* Instrucciones de tarea
Duplica los registros siguientes copiando cada línea sin ningún cambio.

(Entradas guardadas)
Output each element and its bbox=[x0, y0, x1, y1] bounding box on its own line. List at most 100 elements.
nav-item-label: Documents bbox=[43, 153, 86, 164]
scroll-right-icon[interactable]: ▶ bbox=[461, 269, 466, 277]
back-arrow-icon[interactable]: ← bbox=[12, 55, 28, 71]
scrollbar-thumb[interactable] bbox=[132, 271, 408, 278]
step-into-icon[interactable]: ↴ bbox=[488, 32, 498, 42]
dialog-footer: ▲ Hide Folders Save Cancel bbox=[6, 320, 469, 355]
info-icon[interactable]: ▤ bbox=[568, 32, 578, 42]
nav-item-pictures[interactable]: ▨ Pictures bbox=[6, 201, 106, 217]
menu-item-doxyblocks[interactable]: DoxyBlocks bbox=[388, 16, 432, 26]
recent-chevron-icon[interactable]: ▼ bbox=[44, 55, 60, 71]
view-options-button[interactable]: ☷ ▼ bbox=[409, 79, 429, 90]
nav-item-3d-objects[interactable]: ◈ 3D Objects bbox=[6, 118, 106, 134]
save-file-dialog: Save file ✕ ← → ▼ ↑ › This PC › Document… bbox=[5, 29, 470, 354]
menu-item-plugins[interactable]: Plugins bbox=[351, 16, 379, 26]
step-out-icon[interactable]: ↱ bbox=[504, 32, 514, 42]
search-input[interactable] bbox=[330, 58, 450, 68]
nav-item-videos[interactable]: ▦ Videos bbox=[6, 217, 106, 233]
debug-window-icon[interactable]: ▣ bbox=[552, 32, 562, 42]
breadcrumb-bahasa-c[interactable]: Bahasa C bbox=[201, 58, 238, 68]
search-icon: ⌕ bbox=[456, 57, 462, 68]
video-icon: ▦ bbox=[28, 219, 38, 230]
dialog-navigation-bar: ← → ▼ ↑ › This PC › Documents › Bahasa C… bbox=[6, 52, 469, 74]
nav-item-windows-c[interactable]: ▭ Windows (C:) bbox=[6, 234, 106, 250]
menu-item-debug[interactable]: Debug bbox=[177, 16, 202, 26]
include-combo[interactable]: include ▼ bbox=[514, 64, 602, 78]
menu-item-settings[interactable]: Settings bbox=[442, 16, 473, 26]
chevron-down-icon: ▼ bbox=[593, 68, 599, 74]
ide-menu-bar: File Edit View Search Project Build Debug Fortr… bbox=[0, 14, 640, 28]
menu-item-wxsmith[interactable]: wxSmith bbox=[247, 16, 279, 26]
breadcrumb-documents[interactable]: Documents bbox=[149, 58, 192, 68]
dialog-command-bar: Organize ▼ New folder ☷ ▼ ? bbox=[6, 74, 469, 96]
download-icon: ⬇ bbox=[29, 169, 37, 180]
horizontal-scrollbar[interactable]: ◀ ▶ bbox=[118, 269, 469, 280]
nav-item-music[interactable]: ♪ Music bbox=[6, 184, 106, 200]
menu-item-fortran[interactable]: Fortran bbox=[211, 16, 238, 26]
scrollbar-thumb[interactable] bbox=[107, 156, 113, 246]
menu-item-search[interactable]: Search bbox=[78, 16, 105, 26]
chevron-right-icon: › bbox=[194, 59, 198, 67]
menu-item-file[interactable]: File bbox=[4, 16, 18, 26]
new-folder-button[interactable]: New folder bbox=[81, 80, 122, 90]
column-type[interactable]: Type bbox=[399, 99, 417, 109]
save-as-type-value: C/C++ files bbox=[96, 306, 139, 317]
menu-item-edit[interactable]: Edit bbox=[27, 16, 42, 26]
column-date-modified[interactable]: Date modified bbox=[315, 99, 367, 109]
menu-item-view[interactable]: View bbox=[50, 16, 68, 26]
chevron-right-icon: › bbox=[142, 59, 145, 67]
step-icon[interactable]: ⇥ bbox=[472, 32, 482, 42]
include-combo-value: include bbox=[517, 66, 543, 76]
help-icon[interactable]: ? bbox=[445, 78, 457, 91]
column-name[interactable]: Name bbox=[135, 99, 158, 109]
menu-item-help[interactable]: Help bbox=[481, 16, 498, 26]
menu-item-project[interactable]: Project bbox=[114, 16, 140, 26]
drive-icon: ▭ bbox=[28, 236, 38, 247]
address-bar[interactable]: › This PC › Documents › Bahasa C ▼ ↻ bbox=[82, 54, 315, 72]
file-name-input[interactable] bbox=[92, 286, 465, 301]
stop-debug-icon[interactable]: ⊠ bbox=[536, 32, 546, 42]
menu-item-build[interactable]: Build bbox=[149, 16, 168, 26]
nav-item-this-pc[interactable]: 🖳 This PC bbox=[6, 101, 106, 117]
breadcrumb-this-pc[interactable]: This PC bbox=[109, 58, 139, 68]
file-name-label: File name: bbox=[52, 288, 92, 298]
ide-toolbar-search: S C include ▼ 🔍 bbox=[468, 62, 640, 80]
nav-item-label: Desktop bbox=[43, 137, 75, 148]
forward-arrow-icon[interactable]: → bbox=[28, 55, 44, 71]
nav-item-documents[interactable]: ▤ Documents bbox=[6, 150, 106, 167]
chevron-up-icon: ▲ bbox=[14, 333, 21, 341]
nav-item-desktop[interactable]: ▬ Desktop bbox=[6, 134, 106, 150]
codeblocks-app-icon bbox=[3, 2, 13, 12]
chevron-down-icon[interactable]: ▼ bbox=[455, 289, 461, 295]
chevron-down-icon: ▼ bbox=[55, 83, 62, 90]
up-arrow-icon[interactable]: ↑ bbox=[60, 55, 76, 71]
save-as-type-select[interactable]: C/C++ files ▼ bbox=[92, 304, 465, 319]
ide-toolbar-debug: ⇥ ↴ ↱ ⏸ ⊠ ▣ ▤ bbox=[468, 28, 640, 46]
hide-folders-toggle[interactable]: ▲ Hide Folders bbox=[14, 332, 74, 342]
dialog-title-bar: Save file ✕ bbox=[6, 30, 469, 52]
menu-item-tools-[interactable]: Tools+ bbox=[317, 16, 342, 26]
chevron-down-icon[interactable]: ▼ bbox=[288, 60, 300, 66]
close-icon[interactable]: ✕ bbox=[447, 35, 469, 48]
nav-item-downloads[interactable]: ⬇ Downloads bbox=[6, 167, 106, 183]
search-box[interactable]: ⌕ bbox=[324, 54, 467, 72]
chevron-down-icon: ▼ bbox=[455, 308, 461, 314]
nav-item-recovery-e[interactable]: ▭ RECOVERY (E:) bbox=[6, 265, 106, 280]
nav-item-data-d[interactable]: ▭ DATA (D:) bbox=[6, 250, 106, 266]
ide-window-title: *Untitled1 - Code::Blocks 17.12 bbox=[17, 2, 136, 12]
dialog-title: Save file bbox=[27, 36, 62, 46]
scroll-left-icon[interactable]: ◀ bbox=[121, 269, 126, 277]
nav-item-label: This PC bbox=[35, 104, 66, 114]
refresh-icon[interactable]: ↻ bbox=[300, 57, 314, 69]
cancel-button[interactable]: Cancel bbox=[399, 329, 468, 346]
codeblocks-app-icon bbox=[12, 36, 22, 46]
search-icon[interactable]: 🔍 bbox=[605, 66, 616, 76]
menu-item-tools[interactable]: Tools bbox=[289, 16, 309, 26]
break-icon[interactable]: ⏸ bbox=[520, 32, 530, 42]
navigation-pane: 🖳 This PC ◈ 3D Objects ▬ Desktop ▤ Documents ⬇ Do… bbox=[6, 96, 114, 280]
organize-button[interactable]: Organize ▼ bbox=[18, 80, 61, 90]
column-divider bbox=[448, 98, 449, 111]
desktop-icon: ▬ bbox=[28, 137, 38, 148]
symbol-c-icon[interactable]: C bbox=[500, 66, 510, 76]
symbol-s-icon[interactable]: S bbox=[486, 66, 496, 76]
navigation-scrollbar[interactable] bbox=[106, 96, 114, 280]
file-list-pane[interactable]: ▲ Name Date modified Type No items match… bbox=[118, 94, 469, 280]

* Respuesta del ejercicio
Output each element and its bbox=[x0, y0, x1, y1] bounding box on its own line. List at most 100 elements.
nav-item-label: Documents bbox=[43, 153, 86, 164]
scroll-right-icon[interactable]: ▶ bbox=[461, 269, 466, 277]
back-arrow-icon[interactable]: ← bbox=[12, 55, 28, 71]
scrollbar-thumb[interactable] bbox=[132, 271, 408, 278]
step-into-icon[interactable]: ↴ bbox=[488, 32, 498, 42]
dialog-footer: ▲ Hide Folders Save Cancel bbox=[6, 320, 469, 355]
info-icon[interactable]: ▤ bbox=[568, 32, 578, 42]
nav-item-pictures[interactable]: ▨ Pictures bbox=[6, 201, 106, 217]
menu-item-doxyblocks[interactable]: DoxyBlocks bbox=[388, 16, 432, 26]
recent-chevron-icon[interactable]: ▼ bbox=[44, 55, 60, 71]
view-options-button[interactable]: ☷ ▼ bbox=[409, 79, 429, 90]
nav-item-3d-objects[interactable]: ◈ 3D Objects bbox=[6, 118, 106, 134]
save-file-dialog: Save file ✕ ← → ▼ ↑ › This PC › Document… bbox=[5, 29, 470, 354]
menu-item-plugins[interactable]: Plugins bbox=[351, 16, 379, 26]
step-out-icon[interactable]: ↱ bbox=[504, 32, 514, 42]
search-input[interactable] bbox=[330, 58, 450, 68]
nav-item-videos[interactable]: ▦ Videos bbox=[6, 217, 106, 233]
debug-window-icon[interactable]: ▣ bbox=[552, 32, 562, 42]
breadcrumb-bahasa-c[interactable]: Bahasa C bbox=[201, 58, 238, 68]
search-icon: ⌕ bbox=[456, 57, 462, 68]
video-icon: ▦ bbox=[28, 219, 38, 230]
dialog-navigation-bar: ← → ▼ ↑ › This PC › Documents › Bahasa C… bbox=[6, 52, 469, 74]
nav-item-windows-c[interactable]: ▭ Windows (C:) bbox=[6, 234, 106, 250]
menu-item-debug[interactable]: Debug bbox=[177, 16, 202, 26]
include-combo[interactable]: include ▼ bbox=[514, 64, 602, 78]
menu-item-settings[interactable]: Settings bbox=[442, 16, 473, 26]
chevron-down-icon: ▼ bbox=[593, 68, 599, 74]
ide-menu-bar: File Edit View Search Project Build Debug Fortr… bbox=[0, 14, 640, 28]
menu-item-wxsmith[interactable]: wxSmith bbox=[247, 16, 279, 26]
breadcrumb-documents[interactable]: Documents bbox=[149, 58, 192, 68]
dialog-command-bar: Organize ▼ New folder ☷ ▼ ? bbox=[6, 74, 469, 96]
download-icon: ⬇ bbox=[29, 169, 37, 180]
horizontal-scrollbar[interactable]: ◀ ▶ bbox=[118, 269, 469, 280]
nav-item-music[interactable]: ♪ Music bbox=[6, 184, 106, 200]
menu-item-fortran[interactable]: Fortran bbox=[211, 16, 238, 26]
scrollbar-thumb[interactable] bbox=[107, 156, 113, 246]
menu-item-search[interactable]: Search bbox=[78, 16, 105, 26]
chevron-right-icon: › bbox=[194, 59, 198, 67]
menu-item-file[interactable]: File bbox=[4, 16, 18, 26]
new-folder-button[interactable]: New folder bbox=[81, 80, 122, 90]
column-type[interactable]: Type bbox=[399, 99, 417, 109]
save-as-type-value: C/C++ files bbox=[96, 306, 139, 317]
menu-item-edit[interactable]: Edit bbox=[27, 16, 42, 26]
column-date-modified[interactable]: Date modified bbox=[315, 99, 367, 109]
menu-item-view[interactable]: View bbox=[50, 16, 68, 26]
chevron-right-icon: › bbox=[142, 59, 145, 67]
step-icon[interactable]: ⇥ bbox=[472, 32, 482, 42]
include-combo-value: include bbox=[517, 66, 543, 76]
help-icon[interactable]: ? bbox=[445, 78, 457, 91]
column-name[interactable]: Name bbox=[135, 99, 158, 109]
menu-item-help[interactable]: Help bbox=[481, 16, 498, 26]
menu-item-project[interactable]: Project bbox=[114, 16, 140, 26]
drive-icon: ▭ bbox=[28, 236, 38, 247]
address-bar[interactable]: › This PC › Documents › Bahasa C ▼ ↻ bbox=[82, 54, 315, 72]
file-name-input[interactable] bbox=[92, 286, 465, 301]
stop-debug-icon[interactable]: ⊠ bbox=[536, 32, 546, 42]
menu-item-build[interactable]: Build bbox=[149, 16, 168, 26]
nav-item-this-pc[interactable]: 🖳 This PC bbox=[6, 101, 106, 117]
breadcrumb-this-pc[interactable]: This PC bbox=[109, 58, 139, 68]
file-name-label: File name: bbox=[52, 288, 92, 298]
ide-toolbar-search: S C include ▼ 🔍 bbox=[468, 62, 640, 80]
nav-item-label: Desktop bbox=[43, 137, 75, 148]
forward-arrow-icon[interactable]: → bbox=[28, 55, 44, 71]
nav-item-documents[interactable]: ▤ Documents bbox=[6, 150, 106, 167]
chevron-up-icon: ▲ bbox=[14, 333, 21, 341]
nav-item-desktop[interactable]: ▬ Desktop bbox=[6, 134, 106, 150]
codeblocks-app-icon bbox=[3, 2, 13, 12]
chevron-down-icon[interactable]: ▼ bbox=[455, 289, 461, 295]
chevron-down-icon: ▼ bbox=[55, 83, 62, 90]
up-arrow-icon[interactable]: ↑ bbox=[60, 55, 76, 71]
save-as-type-select[interactable]: C/C++ files ▼ bbox=[92, 304, 465, 319]
ide-toolbar-debug: ⇥ ↴ ↱ ⏸ ⊠ ▣ ▤ bbox=[468, 28, 640, 46]
hide-folders-toggle[interactable]: ▲ Hide Folders bbox=[14, 332, 74, 342]
dialog-title-bar: Save file ✕ bbox=[6, 30, 469, 52]
menu-item-tools-[interactable]: Tools+ bbox=[317, 16, 342, 26]
chevron-down-icon[interactable]: ▼ bbox=[288, 60, 300, 66]
close-icon[interactable]: ✕ bbox=[447, 35, 469, 48]
nav-item-downloads[interactable]: ⬇ Downloads bbox=[6, 167, 106, 183]
search-box[interactable]: ⌕ bbox=[324, 54, 467, 72]
chevron-down-icon: ▼ bbox=[455, 308, 461, 314]
nav-item-recovery-e[interactable]: ▭ RECOVERY (E:) bbox=[6, 265, 106, 280]
nav-item-data-d[interactable]: ▭ DATA (D:) bbox=[6, 250, 106, 266]
ide-window-title: *Untitled1 - Code::Blocks 17.12 bbox=[17, 2, 136, 12]
dialog-title: Save file bbox=[27, 36, 62, 46]
scroll-left-icon[interactable]: ◀ bbox=[121, 269, 126, 277]
nav-item-label: This PC bbox=[35, 104, 66, 114]
refresh-icon[interactable]: ↻ bbox=[300, 57, 314, 69]
cancel-button[interactable]: Cancel bbox=[399, 329, 468, 346]
codeblocks-app-icon bbox=[12, 36, 22, 46]
search-icon[interactable]: 🔍 bbox=[605, 66, 616, 76]
menu-item-tools[interactable]: Tools bbox=[289, 16, 309, 26]
break-icon[interactable]: ⏸ bbox=[520, 32, 530, 42]
navigation-pane: 🖳 This PC ◈ 3D Objects ▬ Desktop ▤ Documents ⬇ Do… bbox=[6, 96, 114, 280]
organize-button[interactable]: Organize ▼ bbox=[18, 80, 61, 90]
column-divider bbox=[448, 98, 449, 111]
desktop-icon: ▬ bbox=[28, 137, 38, 148]
symbol-c-icon[interactable]: C bbox=[500, 66, 510, 76]
symbol-s-icon[interactable]: S bbox=[486, 66, 496, 76]
navigation-scrollbar[interactable] bbox=[106, 96, 114, 280]
file-list-pane[interactable]: ▲ Name Date modified Type No items match… bbox=[118, 94, 469, 280]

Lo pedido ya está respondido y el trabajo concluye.